* **Texto proporcionado**

>>>>>

Seguramente llevaba la camisa abierta, el viento caracoleando en los espejos de su Rolls Royce, camino de la costa. A su paso es más que probable que se encresparan las colillas, que el humo emprendiera el camino de vuelta a la cajetilla del tabaco. Allen Carr no necesitaba dejarse bigote ni promulgar decretos para alejar el cigarrillo de la boca. Su libro es casi un devocionario. Durante años ha servido para disuadir a fumadores. Para muchos es lo más parecido a la providencia, aunque con coste de mercado. Tanto como para permitirle vivir en cualquier rincón del mundo mientras él se obstinaba en un único lugar, en la Costa del Sol, a pesar de que ya habían pasado los tiempos del turismo superlativo y aristocrático.

El hombre que puso en jaque a las tabacaleras, que aprisionó la adicción en una celda editorial, tenía debilidad por Benalmádena. Especialmente por la zona de interior, en la que adquirió una casa a la que volvía una y otra vez. Su vínculo con la provincia no fue sólo un capricho de propietario, sino una rendición frente al lugar del mundo en el que se encontraba más cómodo. El pueblo en el que quiso pasar más tiempo justo cuando el tiempo se le agotaba.

<<<<<

* **Datos para revisar**

>>>>>

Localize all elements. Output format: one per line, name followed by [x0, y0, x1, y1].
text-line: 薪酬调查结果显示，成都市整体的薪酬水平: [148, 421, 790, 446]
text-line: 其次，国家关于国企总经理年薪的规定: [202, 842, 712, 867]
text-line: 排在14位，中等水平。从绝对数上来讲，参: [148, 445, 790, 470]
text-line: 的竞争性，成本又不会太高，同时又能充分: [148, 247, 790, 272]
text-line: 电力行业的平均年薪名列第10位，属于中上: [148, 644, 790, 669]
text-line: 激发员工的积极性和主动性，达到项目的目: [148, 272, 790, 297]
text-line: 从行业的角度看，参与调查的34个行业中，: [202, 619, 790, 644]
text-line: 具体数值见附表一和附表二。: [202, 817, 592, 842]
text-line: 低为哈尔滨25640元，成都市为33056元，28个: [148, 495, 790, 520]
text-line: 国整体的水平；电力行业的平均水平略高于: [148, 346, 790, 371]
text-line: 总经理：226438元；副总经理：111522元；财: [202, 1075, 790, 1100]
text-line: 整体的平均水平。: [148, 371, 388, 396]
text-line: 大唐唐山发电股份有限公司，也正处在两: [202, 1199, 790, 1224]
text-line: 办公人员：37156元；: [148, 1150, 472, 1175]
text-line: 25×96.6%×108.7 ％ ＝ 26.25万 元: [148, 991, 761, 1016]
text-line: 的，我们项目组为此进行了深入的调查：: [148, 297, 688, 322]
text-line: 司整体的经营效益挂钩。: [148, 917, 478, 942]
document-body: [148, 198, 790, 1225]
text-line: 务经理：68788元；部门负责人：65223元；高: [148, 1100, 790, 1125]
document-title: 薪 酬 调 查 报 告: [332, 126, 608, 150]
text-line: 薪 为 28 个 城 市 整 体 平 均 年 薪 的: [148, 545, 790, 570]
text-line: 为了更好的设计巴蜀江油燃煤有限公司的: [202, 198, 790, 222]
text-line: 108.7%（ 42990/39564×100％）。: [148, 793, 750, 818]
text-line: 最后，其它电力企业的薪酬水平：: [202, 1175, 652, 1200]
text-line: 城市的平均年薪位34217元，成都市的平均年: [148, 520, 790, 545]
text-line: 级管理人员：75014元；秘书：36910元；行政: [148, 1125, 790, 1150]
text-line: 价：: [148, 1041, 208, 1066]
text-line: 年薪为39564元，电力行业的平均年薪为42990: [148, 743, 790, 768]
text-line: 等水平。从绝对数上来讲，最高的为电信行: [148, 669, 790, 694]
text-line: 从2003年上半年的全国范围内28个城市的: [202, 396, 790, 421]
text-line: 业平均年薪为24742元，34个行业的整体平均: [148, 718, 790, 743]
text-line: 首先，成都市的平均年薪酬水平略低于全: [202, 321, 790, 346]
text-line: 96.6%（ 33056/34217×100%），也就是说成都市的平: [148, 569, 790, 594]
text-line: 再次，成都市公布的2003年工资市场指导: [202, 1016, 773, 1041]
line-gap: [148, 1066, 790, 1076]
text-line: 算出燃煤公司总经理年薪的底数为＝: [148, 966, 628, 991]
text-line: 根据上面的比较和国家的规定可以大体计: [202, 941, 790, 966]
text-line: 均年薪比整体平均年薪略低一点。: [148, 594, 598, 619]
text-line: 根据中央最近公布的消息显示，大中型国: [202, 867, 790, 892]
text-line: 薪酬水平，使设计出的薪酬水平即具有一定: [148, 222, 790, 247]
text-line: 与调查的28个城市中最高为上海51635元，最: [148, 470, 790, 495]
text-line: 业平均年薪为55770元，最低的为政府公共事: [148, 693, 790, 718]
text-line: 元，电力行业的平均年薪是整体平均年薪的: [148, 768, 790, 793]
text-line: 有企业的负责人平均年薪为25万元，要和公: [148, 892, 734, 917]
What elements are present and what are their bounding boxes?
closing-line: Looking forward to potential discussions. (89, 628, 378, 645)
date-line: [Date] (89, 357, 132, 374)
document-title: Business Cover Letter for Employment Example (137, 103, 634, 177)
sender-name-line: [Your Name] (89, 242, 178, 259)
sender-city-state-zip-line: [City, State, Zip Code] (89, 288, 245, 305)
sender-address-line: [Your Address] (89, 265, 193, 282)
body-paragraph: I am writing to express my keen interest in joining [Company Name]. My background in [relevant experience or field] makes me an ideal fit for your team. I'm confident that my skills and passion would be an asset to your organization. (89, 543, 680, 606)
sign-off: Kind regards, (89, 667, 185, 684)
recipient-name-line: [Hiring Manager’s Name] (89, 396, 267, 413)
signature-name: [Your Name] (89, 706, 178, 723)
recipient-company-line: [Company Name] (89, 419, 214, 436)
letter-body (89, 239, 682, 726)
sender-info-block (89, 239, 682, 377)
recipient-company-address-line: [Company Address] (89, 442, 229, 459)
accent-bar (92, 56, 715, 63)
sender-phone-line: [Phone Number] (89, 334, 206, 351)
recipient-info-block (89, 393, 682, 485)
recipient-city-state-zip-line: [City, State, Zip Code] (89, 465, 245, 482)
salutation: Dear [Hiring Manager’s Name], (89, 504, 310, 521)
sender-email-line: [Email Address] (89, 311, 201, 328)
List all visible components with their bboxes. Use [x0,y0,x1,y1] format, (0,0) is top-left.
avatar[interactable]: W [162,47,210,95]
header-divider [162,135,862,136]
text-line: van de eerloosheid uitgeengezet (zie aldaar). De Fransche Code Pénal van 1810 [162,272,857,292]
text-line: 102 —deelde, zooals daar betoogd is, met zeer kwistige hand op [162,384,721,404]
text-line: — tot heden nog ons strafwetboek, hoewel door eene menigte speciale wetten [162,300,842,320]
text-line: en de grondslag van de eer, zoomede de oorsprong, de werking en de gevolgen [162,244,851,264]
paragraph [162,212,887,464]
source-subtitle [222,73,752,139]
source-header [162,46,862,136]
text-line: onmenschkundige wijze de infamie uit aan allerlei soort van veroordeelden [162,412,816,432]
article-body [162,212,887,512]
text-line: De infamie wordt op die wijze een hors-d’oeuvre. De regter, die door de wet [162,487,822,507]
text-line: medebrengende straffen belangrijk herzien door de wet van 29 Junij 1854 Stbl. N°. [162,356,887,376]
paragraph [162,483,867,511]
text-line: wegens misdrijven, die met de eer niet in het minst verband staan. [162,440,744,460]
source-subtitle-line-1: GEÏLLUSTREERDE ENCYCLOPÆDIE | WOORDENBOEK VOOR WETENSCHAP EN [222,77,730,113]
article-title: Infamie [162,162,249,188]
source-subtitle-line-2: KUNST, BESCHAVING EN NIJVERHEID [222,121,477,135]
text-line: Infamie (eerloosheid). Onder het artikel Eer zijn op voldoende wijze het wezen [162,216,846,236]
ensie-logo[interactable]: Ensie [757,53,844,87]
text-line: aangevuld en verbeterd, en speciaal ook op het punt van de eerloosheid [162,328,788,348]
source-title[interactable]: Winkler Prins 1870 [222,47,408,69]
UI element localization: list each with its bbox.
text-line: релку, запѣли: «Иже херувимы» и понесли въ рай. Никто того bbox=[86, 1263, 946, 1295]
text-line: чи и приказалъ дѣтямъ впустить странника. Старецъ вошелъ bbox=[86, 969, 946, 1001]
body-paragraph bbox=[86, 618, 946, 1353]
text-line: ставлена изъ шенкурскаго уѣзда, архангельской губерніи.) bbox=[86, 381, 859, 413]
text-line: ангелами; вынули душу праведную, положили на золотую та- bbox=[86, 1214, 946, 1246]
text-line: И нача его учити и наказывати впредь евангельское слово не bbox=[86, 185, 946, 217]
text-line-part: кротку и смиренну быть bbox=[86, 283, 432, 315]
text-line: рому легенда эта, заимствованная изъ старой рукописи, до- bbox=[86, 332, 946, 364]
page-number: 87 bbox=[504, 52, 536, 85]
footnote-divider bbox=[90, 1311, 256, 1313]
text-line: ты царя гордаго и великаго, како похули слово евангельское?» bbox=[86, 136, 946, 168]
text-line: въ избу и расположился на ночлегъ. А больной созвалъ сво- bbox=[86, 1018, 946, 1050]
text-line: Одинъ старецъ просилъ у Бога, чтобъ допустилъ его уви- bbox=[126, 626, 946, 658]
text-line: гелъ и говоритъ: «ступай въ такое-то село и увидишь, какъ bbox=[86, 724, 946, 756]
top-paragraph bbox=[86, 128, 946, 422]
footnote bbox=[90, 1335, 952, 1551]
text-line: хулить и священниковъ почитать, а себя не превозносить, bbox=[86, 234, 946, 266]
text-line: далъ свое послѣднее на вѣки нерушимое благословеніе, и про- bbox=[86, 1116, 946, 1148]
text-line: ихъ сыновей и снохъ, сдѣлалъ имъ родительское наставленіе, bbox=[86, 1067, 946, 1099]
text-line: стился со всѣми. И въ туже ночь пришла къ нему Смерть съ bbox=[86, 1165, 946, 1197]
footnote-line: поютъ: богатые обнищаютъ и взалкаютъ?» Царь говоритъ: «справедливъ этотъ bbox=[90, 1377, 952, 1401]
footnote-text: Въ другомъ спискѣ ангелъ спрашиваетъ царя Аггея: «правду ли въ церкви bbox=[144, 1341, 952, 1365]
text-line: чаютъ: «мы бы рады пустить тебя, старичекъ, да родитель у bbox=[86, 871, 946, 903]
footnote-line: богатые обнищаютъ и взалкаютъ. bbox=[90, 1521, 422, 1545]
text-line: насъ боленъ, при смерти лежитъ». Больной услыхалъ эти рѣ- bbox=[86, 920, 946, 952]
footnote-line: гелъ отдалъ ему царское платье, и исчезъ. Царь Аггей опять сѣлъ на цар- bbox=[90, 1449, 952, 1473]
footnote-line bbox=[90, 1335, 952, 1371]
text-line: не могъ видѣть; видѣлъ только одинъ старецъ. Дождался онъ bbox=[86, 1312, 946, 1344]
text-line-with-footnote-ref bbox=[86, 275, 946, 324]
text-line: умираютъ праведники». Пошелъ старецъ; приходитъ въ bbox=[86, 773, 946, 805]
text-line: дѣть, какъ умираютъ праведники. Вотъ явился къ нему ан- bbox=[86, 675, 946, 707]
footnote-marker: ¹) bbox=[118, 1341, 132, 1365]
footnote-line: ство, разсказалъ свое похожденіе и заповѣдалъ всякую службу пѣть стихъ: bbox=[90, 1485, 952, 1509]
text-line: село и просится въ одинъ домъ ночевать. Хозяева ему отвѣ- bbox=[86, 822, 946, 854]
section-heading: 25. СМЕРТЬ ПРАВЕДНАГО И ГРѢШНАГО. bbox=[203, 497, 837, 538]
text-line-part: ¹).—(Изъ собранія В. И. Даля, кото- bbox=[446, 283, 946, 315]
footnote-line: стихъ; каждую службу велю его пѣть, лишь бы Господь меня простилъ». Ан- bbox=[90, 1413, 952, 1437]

<<<<<

* **Tarea pendiente A**
Responde con datos del texto sobre Allen Carr:
(i) ¿En qué región se empeñaba en vivir Allen Carr?
(ii) ¿Por qué pueblo sentía debilidad?
(iii) ¿En qué zona de ese pueblo compró una casa?
* **Tarea pendiente B**
Resume en menos palabras el párrafo del texto sobre Allen Carr que comienza con "El hombre que puso en jaque a las tabacaleras" y conserva sus datos principales.
* **Tarea pendiente C**
Escribe la continuación del texto sobre Allen Carr a partir de su última oración.
El listado procede de una fuente distinta a la del texto sobre Allen Carr.

* **Respuesta A**
(i) En la Costa del Sol.
(ii) Por Benalmádena.
(iii) En la zona de interior.

* **Respuesta B**
Allen Carr, que desafió a las tabacaleras con su libro, sentía predilección por Benalmádena, sobre todo por su zona de interior. Allí compró una casa a la que volvía a menudo. Su relación con la provincia fue más allá de la propiedad: era el lugar donde se sentía más cómodo y donde quiso pasar más tiempo cuando ya le quedaba poco.

* **Respuesta C**
De la conciencia a la fatalidad

Allen Carr, el inventor del método Easyway para dejar de fumar, murió en Benalmádena. Su último cielo tuvo mucho que ver con el sol de invierno que palidece en el agua. Cuando el escritor decidió aumentar la frecuencia de sus visitas a la Costa del Sol sabía que le quedaban pocos meses de vida. Le habían detectado un cáncer de pulmón. Toda una paradoja, un ataque inmisericorde del azar si se tiene en cuenta que se había quitado de fumar veintitrés años antes. La desgracia, sin embargo, no le hizo arrepentirse. Ni se quejó por la mala suerte ni lamentó todos los momentos que había pasado sin un cigarrillo entre las manos. Y no sólo por los ingresos que le procuraron sus palabras. Carr se fue de manera elegante, al estilo victoriano, repitiendo sistemáticamente que la etapa más feliz de su existencia comenzó justo en el momento en el que aplastó contra el cenicero su última colilla.

Decisión y abandono

La aversión del escritor, otrora un fumador formidable, no le fue revelada. Al menos en la medida que un país de tradición mística como éste entiende por revelación. Carr no recibió la visita de un ángel ni arrancó el contenido de la misión del pico de una paloma, aunque, eso sí, tomó conciencia de la gravedad del asunto entre maniobras del subconsciente. Mucho antes de que los libros de autoayuda se convirtieran en el género bobalicón y autocomplaciente de nuestros días, el escritor se decidió a acompañar a su mujer a una sesión de hipnosis para dejar de fumar. Su postura oficial era la de un escéptico, pero apenas le bastaron dos horas para convencerse y otras tantas para pensar en un nuevo proyecto, Es fácil de dejar de fumar si se sabe cómo, el libro que le convirtió en millonario y que llevó a miles de personas a cambiar el sabor de la nicotina por el del papel amordazado de las esquinas de las páginas.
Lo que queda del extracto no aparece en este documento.